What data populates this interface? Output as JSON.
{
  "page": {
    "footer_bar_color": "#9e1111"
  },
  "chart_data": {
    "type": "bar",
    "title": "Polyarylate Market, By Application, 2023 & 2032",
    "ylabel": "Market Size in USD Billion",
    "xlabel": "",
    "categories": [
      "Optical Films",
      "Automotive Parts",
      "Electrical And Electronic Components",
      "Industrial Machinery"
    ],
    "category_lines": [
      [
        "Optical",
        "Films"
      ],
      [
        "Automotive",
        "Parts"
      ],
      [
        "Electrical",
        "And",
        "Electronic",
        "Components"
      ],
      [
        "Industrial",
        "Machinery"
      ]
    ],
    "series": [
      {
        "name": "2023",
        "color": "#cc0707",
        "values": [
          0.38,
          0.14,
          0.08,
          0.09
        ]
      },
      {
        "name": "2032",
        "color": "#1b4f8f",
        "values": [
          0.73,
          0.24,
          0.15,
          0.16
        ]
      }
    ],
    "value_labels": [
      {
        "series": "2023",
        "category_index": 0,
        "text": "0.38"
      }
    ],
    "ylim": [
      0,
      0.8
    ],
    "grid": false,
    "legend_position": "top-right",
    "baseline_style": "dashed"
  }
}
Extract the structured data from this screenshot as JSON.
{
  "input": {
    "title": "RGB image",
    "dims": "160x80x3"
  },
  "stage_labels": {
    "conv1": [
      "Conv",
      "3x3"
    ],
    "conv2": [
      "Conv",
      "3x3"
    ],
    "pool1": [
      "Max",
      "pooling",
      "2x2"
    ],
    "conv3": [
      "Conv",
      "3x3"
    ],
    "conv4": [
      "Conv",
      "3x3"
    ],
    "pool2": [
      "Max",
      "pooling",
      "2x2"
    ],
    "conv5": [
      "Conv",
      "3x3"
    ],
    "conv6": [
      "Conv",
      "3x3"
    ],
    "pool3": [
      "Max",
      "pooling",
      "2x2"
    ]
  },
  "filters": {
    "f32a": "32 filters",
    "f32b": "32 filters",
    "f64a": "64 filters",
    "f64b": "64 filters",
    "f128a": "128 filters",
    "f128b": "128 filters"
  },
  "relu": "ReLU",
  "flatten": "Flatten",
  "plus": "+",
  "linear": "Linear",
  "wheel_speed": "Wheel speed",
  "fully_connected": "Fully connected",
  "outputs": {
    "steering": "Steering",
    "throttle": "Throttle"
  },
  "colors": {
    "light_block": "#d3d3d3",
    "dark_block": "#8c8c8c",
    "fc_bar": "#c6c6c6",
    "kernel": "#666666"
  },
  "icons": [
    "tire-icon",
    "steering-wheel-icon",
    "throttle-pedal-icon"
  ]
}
============
■ Work required: Copy out the lines that hold "Market".

■ Correct answer:
    "title": "Polyarylate Market, By Application, 2023 & 2032",
    "ylabel": "Market Size in USD Billion",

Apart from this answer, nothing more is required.